• _Exercise objective_: Exact repetition is required: output every record in full.

* BEGIN *

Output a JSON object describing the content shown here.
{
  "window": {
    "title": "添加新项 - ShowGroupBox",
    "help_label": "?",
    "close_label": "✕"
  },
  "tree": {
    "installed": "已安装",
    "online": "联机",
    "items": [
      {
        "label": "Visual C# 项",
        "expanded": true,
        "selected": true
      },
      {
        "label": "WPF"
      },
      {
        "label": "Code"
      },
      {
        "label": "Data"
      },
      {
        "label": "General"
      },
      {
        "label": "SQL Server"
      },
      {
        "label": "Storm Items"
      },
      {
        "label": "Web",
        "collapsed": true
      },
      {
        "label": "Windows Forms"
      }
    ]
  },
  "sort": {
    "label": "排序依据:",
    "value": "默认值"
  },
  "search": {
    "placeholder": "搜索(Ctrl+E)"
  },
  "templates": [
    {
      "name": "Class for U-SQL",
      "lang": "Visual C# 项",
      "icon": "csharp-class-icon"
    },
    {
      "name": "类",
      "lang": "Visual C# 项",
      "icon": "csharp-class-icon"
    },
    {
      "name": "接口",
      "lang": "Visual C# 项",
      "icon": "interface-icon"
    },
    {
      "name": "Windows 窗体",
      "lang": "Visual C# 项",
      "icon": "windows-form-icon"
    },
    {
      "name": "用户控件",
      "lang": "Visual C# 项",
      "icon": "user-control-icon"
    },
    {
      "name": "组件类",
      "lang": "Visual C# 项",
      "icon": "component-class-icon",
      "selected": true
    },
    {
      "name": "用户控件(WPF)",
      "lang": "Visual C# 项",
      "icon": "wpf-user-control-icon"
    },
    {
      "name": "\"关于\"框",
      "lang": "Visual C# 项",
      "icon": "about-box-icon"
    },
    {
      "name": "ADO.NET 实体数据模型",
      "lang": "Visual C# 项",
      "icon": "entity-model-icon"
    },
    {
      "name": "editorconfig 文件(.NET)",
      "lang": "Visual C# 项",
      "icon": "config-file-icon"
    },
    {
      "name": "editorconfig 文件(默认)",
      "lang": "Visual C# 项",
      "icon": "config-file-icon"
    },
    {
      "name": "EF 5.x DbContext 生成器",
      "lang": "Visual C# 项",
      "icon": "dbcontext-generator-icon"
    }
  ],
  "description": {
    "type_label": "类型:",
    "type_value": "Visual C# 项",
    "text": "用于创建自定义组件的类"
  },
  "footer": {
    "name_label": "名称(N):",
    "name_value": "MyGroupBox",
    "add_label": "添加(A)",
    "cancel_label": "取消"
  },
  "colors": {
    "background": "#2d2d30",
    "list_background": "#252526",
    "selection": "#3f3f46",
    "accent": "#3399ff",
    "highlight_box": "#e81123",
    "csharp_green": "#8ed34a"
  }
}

* END *

• _Response below_:
Output a JSON object describing the content shown here.
{
  "window": {
    "title": "添加新项 - ShowGroupBox",
    "help_label": "?",
    "close_label": "✕"
  },
  "tree": {
    "installed": "已安装",
    "online": "联机",
    "items": [
      {
        "label": "Visual C# 项",
        "expanded": true,
        "selected": true
      },
      {
        "label": "WPF"
      },
      {
        "label": "Code"
      },
      {
        "label": "Data"
      },
      {
        "label": "General"
      },
      {
        "label": "SQL Server"
      },
      {
        "label": "Storm Items"
      },
      {
        "label": "Web",
        "collapsed": true
      },
      {
        "label": "Windows Forms"
      }
    ]
  },
  "sort": {
    "label": "排序依据:",
    "value": "默认值"
  },
  "search": {
    "placeholder": "搜索(Ctrl+E)"
  },
  "templates": [
    {
      "name": "Class for U-SQL",
      "lang": "Visual C# 项",
      "icon": "csharp-class-icon"
    },
    {
      "name": "类",
      "lang": "Visual C# 项",
      "icon": "csharp-class-icon"
    },
    {
      "name": "接口",
      "lang": "Visual C# 项",
      "icon": "interface-icon"
    },
    {
      "name": "Windows 窗体",
      "lang": "Visual C# 项",
      "icon": "windows-form-icon"
    },
    {
      "name": "用户控件",
      "lang": "Visual C# 项",
      "icon": "user-control-icon"
    },
    {
      "name": "组件类",
      "lang": "Visual C# 项",
      "icon": "component-class-icon",
      "selected": true
    },
    {
      "name": "用户控件(WPF)",
      "lang": "Visual C# 项",
      "icon": "wpf-user-control-icon"
    },
    {
      "name": "\"关于\"框",
      "lang": "Visual C# 项",
      "icon": "about-box-icon"
    },
    {
      "name": "ADO.NET 实体数据模型",
      "lang": "Visual C# 项",
      "icon": "entity-model-icon"
    },
    {
      "name": "editorconfig 文件(.NET)",
      "lang": "Visual C# 项",
      "icon": "config-file-icon"
    },
    {
      "name": "editorconfig 文件(默认)",
      "lang": "Visual C# 项",
      "icon": "config-file-icon"
    },
    {
      "name": "EF 5.x DbContext 生成器",
      "lang": "Visual C# 项",
      "icon": "dbcontext-generator-icon"
    }
  ],
  "description": {
    "type_label": "类型:",
    "type_value": "Visual C# 项",
    "text": "用于创建自定义组件的类"
  },
  "footer": {
    "name_label": "名称(N):",
    "name_value": "MyGroupBox",
    "add_label": "添加(A)",
    "cancel_label": "取消"
  },
  "colors": {
    "background": "#2d2d30",
    "list_background": "#252526",
    "selection": "#3f3f46",
    "accent": "#3399ff",
    "highlight_box": "#e81123",
    "csharp_green": "#8ed34a"
  }
}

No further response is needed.